→ What is needed:
Write every entry out again exactly, please, and skip the pictures.

━━━━━ Items ━━━━━

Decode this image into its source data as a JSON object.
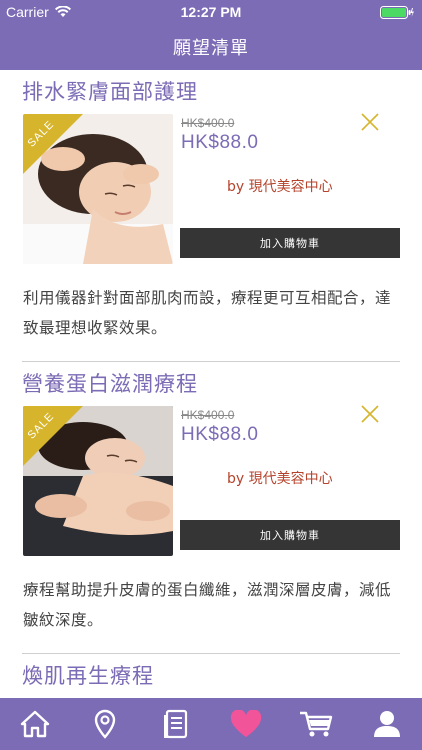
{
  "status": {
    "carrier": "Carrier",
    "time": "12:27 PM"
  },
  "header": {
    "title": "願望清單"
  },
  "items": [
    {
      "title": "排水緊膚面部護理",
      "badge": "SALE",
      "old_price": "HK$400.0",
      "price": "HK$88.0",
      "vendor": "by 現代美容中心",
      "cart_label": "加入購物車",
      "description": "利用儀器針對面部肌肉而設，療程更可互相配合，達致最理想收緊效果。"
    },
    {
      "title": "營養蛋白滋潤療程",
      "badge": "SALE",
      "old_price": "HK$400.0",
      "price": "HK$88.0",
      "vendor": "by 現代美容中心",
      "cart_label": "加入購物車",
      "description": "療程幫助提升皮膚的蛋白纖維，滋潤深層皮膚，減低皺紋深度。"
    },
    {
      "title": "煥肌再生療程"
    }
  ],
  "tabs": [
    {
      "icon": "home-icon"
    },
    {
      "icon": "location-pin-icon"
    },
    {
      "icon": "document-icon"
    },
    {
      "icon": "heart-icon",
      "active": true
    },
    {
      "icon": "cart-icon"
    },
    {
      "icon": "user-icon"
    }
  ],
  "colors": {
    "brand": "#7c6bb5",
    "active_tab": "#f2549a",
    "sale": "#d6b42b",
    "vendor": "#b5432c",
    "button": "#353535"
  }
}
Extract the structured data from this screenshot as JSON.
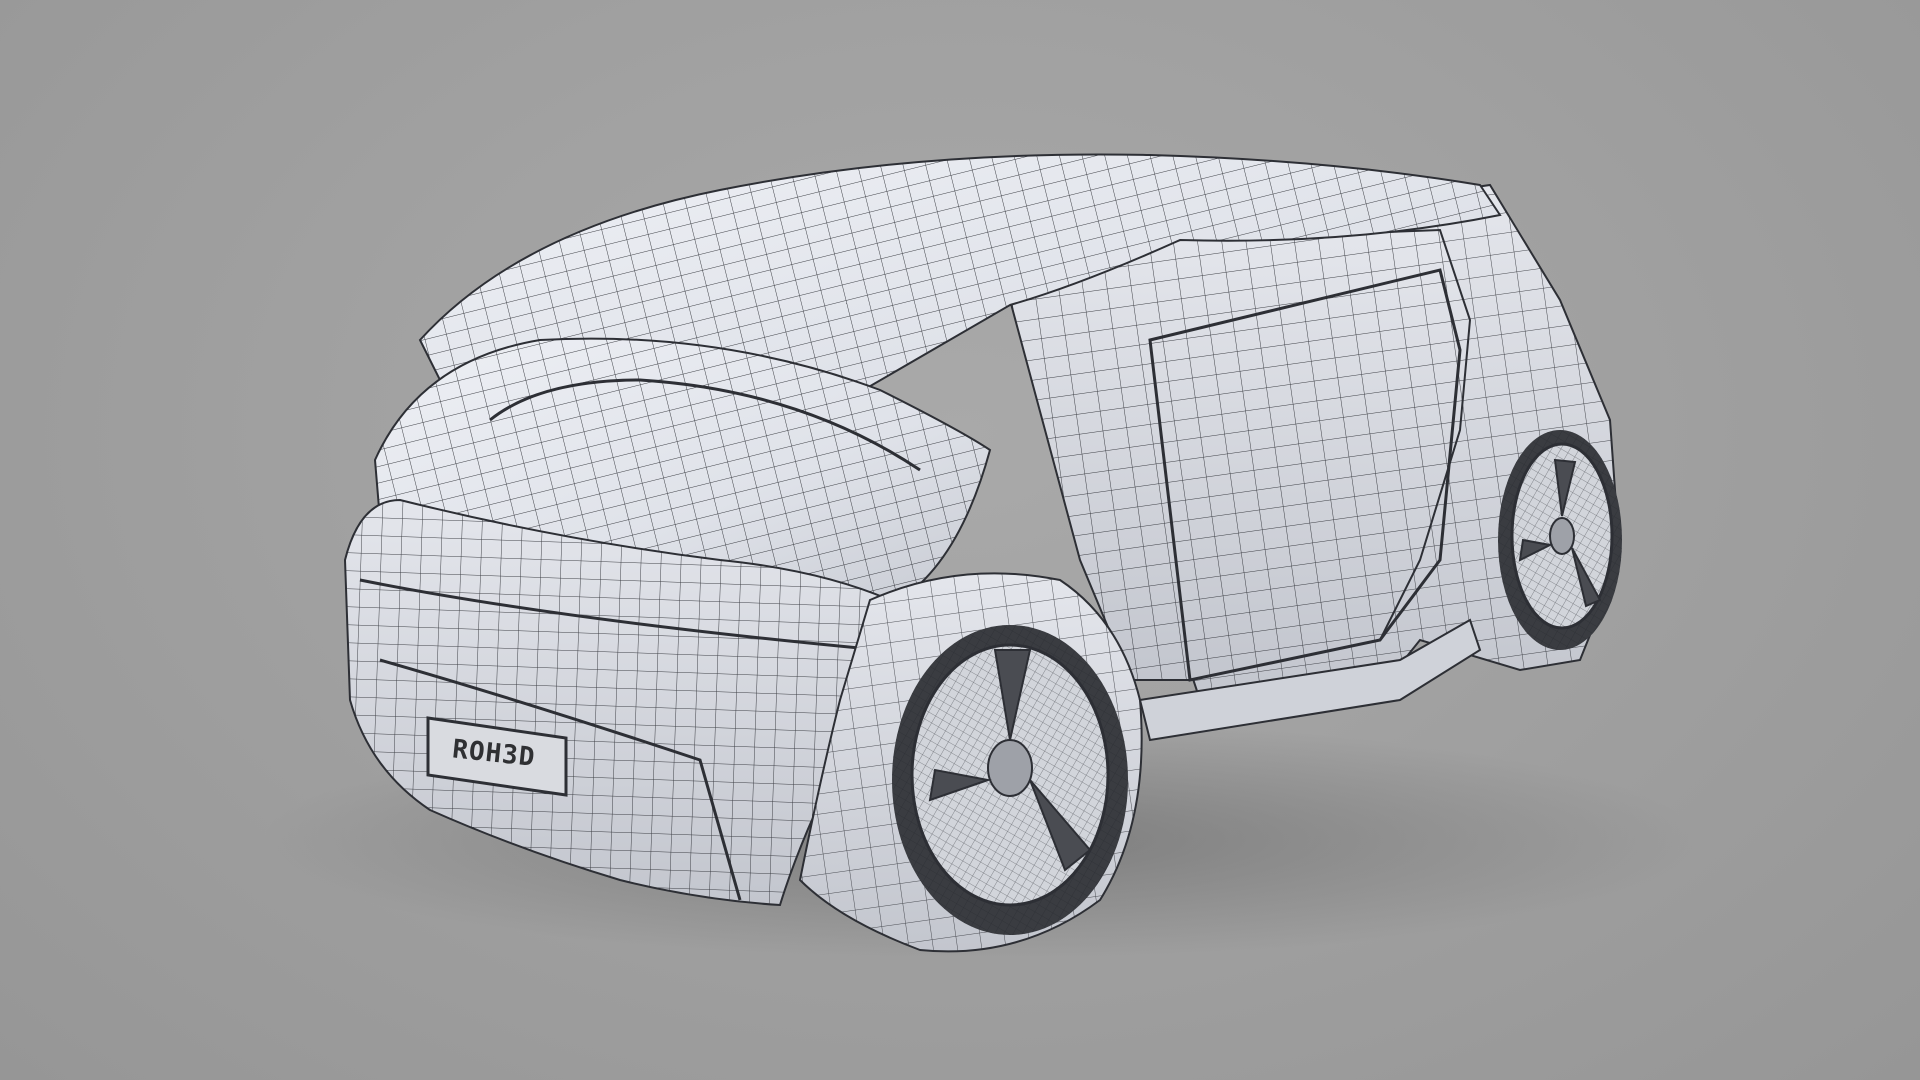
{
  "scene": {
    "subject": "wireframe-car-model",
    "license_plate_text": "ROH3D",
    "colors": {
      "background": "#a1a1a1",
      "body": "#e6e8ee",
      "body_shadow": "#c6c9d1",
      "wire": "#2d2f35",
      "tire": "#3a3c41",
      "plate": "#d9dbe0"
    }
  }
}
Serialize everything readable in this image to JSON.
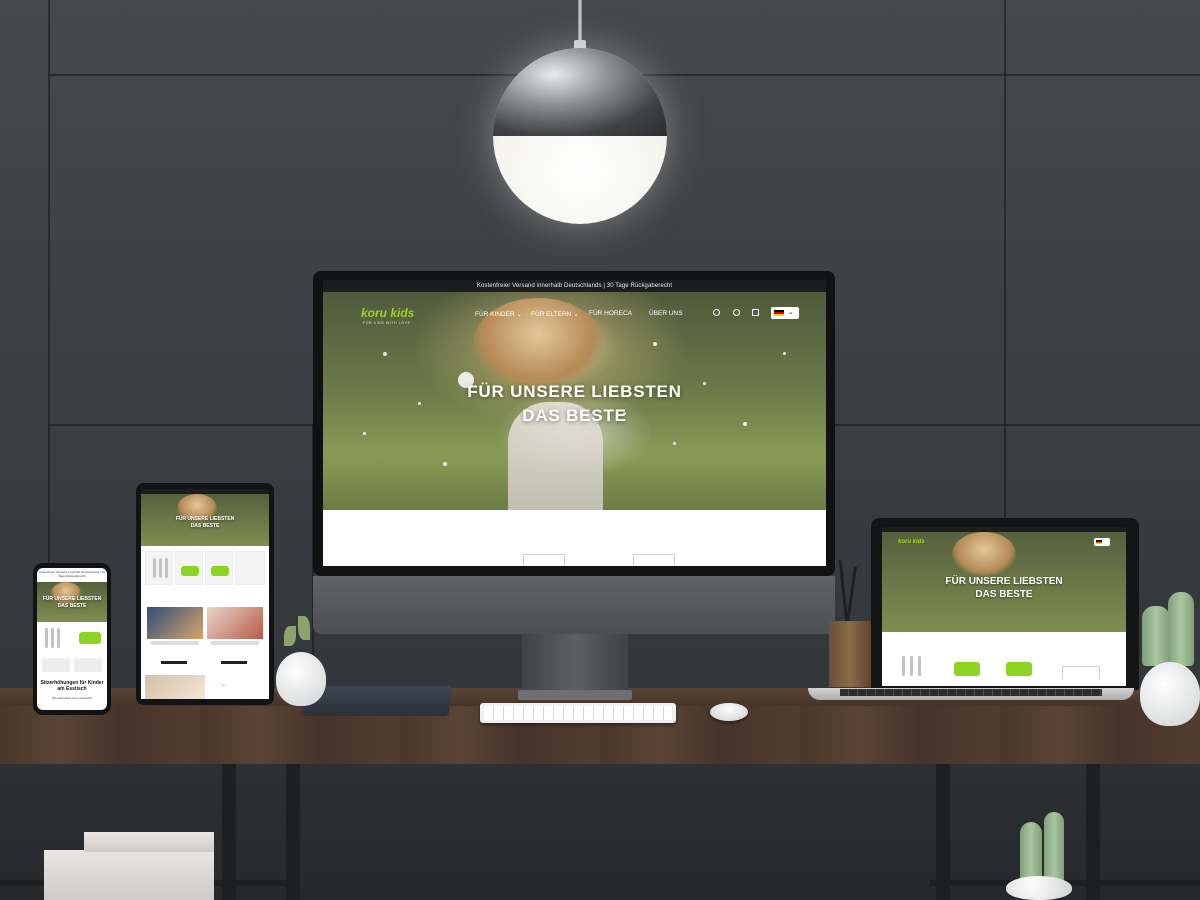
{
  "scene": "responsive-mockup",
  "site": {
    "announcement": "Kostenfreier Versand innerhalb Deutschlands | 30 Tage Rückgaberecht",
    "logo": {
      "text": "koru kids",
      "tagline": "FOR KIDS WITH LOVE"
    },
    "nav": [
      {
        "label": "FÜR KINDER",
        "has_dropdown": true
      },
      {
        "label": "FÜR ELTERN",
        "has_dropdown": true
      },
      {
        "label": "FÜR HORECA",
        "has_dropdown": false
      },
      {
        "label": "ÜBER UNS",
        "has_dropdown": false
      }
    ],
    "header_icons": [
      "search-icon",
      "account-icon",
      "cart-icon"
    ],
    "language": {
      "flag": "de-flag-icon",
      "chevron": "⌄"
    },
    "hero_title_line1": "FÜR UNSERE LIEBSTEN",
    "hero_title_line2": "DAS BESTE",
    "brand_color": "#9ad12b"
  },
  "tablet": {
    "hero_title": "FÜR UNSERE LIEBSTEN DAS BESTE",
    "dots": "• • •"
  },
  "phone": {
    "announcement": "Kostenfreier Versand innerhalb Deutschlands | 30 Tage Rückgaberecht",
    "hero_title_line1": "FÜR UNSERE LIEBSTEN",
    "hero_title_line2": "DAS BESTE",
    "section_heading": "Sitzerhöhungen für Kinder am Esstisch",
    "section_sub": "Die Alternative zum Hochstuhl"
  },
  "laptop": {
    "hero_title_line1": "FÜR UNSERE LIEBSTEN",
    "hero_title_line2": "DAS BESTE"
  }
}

━━━━━

→ Finished answer:
Decode this image into its source data as a JSON object.
{
  "status": {
    "carrier": "Carrier",
    "time": "12:27 PM"
  },
  "header": {
    "title": "願望清單"
  },
  "items": [
    {
      "title": "排水緊膚面部護理",
      "badge": "SALE",
      "old_price": "HK$400.0",
      "price": "HK$88.0",
      "vendor": "by 現代美容中心",
      "cart_label": "加入購物車",
      "description": "利用儀器針對面部肌肉而設，療程更可互相配合，達致最理想收緊效果。"
    },
    {
      "title": "營養蛋白滋潤療程",
      "badge": "SALE",
      "old_price": "HK$400.0",
      "price": "HK$88.0",
      "vendor": "by 現代美容中心",
      "cart_label": "加入購物車",
      "description": "療程幫助提升皮膚的蛋白纖維，滋潤深層皮膚，減低皺紋深度。"
    },
    {
      "title": "煥肌再生療程"
    }
  ],
  "tabs": [
    {
      "icon": "home-icon"
    },
    {
      "icon": "location-pin-icon"
    },
    {
      "icon": "document-icon"
    },
    {
      "icon": "heart-icon",
      "active": true
    },
    {
      "icon": "cart-icon"
    },
    {
      "icon": "user-icon"
    }
  ],
  "colors": {
    "brand": "#7c6bb5",
    "active_tab": "#f2549a",
    "sale": "#d6b42b",
    "vendor": "#b5432c",
    "button": "#353535"
  }
}
Extract the structured data from this screenshot as JSON.
{
  "scene": {
    "subject": "wireframe-car-model",
    "license_plate_text": "ROH3D",
    "colors": {
      "background": "#a1a1a1",
      "body": "#e6e8ee",
      "body_shadow": "#c6c9d1",
      "wire": "#2d2f35",
      "tire": "#3a3c41",
      "plate": "#d9dbe0"
    }
  }
}
Serialize everything readable in this image to JSON.
{
  "scene": "responsive-mockup",
  "site": {
    "announcement": "Kostenfreier Versand innerhalb Deutschlands | 30 Tage Rückgaberecht",
    "logo": {
      "text": "koru kids",
      "tagline": "FOR KIDS WITH LOVE"
    },
    "nav": [
      {
        "label": "FÜR KINDER",
        "has_dropdown": true
      },
      {
        "label": "FÜR ELTERN",
        "has_dropdown": true
      },
      {
        "label": "FÜR HORECA",
        "has_dropdown": false
      },
      {
        "label": "ÜBER UNS",
        "has_dropdown": false
      }
    ],
    "header_icons": [
      "search-icon",
      "account-icon",
      "cart-icon"
    ],
    "language": {
      "flag": "de-flag-icon",
      "chevron": "⌄"
    },
    "hero_title_line1": "FÜR UNSERE LIEBSTEN",
    "hero_title_line2": "DAS BESTE",
    "brand_color": "#9ad12b"
  },
  "tablet": {
    "hero_title": "FÜR UNSERE LIEBSTEN DAS BESTE",
    "dots": "• • •"
  },
  "phone": {
    "announcement": "Kostenfreier Versand innerhalb Deutschlands | 30 Tage Rückgaberecht",
    "hero_title_line1": "FÜR UNSERE LIEBSTEN",
    "hero_title_line2": "DAS BESTE",
    "section_heading": "Sitzerhöhungen für Kinder am Esstisch",
    "section_sub": "Die Alternative zum Hochstuhl"
  },
  "laptop": {
    "hero_title_line1": "FÜR UNSERE LIEBSTEN",
    "hero_title_line2": "DAS BESTE"
  }
}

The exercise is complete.